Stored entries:
* * * * *

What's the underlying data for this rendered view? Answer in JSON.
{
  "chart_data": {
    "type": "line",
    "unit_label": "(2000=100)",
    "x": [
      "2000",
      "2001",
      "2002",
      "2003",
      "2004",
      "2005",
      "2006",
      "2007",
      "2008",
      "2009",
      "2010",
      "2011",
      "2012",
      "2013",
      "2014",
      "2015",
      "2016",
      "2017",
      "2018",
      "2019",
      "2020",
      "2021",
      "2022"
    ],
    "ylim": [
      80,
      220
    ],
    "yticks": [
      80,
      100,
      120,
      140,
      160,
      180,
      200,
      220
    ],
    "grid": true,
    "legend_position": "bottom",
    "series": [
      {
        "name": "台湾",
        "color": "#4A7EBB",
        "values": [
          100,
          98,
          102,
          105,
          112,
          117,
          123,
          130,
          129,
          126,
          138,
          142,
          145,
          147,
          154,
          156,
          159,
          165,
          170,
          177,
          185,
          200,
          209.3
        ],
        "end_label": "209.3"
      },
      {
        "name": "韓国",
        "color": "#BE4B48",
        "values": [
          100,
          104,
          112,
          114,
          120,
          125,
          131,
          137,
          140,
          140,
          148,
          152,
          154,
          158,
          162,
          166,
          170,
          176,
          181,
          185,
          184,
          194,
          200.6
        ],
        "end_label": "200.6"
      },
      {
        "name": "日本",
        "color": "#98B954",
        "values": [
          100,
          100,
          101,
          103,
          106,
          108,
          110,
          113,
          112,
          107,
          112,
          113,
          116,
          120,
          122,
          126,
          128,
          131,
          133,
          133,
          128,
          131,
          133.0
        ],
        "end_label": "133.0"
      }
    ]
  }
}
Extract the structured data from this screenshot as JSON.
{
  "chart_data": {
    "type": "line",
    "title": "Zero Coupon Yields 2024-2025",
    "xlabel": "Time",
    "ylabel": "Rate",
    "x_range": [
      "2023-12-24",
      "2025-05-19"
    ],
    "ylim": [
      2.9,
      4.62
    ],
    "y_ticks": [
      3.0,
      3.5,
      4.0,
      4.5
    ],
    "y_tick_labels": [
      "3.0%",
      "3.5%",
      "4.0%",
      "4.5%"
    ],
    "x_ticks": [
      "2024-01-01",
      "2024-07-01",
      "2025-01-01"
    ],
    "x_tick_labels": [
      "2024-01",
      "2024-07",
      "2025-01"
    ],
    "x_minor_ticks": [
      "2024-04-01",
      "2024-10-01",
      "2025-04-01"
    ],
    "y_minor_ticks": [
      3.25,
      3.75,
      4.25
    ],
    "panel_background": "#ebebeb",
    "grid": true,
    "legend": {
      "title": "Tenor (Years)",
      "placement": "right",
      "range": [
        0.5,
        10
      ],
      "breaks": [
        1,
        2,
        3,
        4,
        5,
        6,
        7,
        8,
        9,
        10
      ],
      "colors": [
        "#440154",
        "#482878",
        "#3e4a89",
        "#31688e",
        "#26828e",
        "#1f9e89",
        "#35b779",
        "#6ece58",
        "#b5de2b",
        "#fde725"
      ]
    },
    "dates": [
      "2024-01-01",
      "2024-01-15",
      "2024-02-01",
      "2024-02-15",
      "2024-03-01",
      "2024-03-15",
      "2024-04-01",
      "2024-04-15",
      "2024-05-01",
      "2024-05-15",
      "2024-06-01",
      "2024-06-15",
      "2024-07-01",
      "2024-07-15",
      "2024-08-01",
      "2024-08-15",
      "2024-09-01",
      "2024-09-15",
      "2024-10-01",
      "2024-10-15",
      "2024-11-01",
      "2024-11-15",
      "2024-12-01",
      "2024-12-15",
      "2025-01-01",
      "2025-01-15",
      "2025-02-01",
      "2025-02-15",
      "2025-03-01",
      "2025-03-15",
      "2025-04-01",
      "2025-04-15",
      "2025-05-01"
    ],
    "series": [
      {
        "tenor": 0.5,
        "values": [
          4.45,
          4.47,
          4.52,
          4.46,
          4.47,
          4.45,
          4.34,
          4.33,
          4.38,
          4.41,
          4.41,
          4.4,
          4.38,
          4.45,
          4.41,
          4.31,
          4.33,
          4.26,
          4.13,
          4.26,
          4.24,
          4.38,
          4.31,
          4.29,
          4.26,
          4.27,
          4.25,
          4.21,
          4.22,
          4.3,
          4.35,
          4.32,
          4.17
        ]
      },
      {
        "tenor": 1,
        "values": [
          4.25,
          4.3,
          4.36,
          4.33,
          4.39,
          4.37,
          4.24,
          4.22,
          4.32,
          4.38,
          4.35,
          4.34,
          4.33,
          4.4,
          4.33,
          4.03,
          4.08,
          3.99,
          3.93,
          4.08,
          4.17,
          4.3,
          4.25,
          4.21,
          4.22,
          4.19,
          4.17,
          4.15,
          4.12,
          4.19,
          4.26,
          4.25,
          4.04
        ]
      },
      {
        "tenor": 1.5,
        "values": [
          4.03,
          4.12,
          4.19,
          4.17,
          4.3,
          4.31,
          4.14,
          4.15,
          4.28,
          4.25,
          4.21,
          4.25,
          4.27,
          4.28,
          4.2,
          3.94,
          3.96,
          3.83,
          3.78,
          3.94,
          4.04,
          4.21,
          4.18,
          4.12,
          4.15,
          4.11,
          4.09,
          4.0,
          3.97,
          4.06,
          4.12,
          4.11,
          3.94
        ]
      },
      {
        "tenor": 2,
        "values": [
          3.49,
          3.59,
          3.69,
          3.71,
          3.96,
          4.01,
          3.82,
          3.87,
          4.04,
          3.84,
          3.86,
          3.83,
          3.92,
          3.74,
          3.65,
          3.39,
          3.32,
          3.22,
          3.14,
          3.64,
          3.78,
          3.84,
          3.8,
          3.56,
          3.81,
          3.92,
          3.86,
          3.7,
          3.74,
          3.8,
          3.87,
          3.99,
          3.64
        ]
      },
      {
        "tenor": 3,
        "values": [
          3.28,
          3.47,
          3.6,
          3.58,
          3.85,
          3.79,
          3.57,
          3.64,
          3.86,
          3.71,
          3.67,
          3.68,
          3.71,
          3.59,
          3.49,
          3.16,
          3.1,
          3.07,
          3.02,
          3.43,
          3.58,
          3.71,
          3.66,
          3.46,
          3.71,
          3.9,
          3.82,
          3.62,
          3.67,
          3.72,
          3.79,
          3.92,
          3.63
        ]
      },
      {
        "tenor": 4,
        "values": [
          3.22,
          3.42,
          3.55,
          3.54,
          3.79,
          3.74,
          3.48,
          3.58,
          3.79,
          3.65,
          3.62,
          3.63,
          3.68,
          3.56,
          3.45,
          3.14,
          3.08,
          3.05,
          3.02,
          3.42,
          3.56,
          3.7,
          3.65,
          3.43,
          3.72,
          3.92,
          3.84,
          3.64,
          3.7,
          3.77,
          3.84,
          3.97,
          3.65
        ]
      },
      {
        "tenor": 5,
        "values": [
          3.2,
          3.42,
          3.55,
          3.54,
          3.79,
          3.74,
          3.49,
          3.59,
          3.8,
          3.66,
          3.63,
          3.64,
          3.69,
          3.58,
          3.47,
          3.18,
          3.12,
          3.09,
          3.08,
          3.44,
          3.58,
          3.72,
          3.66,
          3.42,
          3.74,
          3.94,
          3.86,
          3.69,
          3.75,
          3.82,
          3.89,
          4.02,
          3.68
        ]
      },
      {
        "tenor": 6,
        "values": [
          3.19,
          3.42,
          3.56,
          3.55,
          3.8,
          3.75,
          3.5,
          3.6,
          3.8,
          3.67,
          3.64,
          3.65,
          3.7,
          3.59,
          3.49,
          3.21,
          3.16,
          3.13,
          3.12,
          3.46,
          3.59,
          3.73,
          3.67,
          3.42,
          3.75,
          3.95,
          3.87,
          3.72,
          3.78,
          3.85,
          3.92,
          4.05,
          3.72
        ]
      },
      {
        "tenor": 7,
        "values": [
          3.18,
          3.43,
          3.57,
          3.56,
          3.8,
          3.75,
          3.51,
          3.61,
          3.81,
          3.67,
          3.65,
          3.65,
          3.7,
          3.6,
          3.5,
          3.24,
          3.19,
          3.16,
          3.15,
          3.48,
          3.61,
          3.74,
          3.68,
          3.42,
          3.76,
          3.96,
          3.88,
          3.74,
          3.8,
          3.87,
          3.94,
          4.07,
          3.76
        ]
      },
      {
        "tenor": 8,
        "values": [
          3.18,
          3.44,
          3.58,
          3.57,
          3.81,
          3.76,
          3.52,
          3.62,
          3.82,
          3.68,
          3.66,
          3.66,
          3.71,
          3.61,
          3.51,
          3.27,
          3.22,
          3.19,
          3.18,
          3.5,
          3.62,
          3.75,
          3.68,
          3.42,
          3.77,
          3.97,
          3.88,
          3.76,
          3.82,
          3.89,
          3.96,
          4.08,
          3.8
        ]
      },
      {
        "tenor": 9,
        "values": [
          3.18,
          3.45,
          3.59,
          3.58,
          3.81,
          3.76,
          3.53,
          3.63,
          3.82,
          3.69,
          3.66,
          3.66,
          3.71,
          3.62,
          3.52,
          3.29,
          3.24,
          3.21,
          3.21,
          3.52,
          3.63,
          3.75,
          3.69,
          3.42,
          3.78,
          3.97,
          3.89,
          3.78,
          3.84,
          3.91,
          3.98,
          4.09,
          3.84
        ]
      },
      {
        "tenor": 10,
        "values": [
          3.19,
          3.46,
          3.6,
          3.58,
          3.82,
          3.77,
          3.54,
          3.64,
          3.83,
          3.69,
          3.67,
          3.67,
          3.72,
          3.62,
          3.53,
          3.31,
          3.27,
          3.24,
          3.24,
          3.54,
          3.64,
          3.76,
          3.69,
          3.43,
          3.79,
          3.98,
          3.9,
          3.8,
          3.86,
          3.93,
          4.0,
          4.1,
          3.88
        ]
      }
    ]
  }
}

* * * * *

== INSTRUCTION ==
Check every line of the data, and copy the ones that contain "this".

== THE SOLUTION ==
What's the underlying data for this rendered view? Answer in JSON.
Extract the structured data from this screenshot as JSON.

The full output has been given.